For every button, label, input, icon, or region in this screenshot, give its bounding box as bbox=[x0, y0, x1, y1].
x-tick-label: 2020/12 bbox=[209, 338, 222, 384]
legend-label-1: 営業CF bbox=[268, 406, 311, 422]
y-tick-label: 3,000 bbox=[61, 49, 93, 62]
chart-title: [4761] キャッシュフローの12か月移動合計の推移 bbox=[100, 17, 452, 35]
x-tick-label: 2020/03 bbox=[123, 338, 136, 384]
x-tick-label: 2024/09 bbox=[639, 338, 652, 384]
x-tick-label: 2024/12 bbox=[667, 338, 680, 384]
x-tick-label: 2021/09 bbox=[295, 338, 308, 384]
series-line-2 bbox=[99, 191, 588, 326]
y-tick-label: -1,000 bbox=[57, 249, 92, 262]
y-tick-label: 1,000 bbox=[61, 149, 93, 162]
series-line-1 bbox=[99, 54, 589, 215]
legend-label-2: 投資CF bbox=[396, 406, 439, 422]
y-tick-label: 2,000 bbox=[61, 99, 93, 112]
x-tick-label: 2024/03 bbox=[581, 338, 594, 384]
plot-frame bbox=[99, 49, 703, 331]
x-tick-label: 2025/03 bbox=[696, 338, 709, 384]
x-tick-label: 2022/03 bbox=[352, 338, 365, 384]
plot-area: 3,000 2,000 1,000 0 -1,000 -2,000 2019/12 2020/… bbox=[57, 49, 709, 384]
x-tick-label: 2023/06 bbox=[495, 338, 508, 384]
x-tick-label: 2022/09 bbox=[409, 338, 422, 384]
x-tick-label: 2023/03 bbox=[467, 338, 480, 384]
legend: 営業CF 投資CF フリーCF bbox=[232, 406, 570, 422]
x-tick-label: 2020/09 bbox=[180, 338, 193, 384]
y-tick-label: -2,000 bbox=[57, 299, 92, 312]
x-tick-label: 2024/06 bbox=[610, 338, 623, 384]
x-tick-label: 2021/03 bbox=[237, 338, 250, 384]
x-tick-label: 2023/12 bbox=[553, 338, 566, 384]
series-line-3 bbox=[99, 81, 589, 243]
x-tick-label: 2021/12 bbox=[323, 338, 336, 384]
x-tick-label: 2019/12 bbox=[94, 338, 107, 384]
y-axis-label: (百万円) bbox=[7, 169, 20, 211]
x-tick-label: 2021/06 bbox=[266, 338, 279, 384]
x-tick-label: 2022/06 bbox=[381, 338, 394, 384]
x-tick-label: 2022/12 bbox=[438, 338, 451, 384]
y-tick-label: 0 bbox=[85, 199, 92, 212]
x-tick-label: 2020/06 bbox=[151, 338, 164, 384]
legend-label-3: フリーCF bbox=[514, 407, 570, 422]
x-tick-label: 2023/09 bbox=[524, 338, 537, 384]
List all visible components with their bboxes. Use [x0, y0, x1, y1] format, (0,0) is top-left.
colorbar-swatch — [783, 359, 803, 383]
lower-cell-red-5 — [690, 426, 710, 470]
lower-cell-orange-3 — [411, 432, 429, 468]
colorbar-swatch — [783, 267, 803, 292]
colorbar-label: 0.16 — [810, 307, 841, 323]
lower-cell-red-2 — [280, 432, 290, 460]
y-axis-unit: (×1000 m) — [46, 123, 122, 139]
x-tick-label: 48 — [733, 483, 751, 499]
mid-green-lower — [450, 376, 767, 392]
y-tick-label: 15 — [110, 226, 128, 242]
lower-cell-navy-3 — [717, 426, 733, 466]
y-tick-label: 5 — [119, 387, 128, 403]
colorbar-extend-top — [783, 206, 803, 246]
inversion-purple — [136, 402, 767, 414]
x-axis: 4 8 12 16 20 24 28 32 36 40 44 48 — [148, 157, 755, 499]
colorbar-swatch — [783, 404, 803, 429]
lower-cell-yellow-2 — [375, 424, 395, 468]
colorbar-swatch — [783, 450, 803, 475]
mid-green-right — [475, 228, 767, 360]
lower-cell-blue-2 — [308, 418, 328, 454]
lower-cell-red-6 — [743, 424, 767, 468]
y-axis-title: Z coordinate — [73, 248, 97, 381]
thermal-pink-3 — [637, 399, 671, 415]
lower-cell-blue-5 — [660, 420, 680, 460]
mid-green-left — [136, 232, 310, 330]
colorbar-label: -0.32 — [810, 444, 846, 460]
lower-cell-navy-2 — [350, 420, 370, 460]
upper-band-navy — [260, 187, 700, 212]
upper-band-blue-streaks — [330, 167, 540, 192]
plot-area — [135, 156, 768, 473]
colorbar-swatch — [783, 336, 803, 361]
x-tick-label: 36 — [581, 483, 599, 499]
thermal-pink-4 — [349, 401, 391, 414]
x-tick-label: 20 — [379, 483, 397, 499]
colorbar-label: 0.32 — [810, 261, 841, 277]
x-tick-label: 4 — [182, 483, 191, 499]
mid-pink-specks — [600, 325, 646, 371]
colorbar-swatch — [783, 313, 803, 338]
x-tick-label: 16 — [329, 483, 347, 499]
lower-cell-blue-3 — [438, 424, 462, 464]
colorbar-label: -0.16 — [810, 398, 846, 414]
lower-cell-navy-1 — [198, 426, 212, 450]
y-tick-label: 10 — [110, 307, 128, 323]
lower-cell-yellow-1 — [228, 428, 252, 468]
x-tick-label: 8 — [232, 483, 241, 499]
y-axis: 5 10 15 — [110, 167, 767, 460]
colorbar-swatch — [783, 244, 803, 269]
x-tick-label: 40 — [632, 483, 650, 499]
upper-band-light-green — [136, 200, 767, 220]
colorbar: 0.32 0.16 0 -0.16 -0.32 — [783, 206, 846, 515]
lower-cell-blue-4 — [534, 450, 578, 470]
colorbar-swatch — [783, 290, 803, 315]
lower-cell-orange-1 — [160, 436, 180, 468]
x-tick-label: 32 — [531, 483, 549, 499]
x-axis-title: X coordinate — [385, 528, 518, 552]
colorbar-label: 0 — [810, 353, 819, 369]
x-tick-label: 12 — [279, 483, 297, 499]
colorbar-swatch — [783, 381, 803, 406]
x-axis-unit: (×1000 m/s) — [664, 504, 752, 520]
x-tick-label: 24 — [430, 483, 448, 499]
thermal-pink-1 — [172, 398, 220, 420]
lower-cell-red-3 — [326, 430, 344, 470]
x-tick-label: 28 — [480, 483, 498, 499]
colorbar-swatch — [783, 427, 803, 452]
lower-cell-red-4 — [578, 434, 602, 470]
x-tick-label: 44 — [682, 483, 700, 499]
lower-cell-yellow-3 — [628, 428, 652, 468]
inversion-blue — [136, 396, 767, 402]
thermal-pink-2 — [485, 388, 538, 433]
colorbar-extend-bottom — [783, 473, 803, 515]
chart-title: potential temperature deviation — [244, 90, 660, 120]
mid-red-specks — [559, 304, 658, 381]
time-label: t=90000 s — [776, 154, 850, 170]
──────
Given task. Copy the records from the first line through the line with "x-tick-label: 2024/12 bbox=[667, 338, 680, 384]", swapping "x-tick-label" for "x-axis-tick" everywhere it occurs and leaving everything else as it is.

Final answer.
For every button, label, input, icon, or region in this screenshot, give its bounding box as bbox=[x0, y0, x1, y1].
x-axis-tick: 2020/12 bbox=[209, 338, 222, 384]
legend-label-1: 営業CF bbox=[268, 406, 311, 422]
y-tick-label: 3,000 bbox=[61, 49, 93, 62]
chart-title: [4761] キャッシュフローの12か月移動合計の推移 bbox=[100, 17, 452, 35]
x-axis-tick: 2020/03 bbox=[123, 338, 136, 384]
x-axis-tick: 2024/09 bbox=[639, 338, 652, 384]
x-axis-tick: 2024/12 bbox=[667, 338, 680, 384]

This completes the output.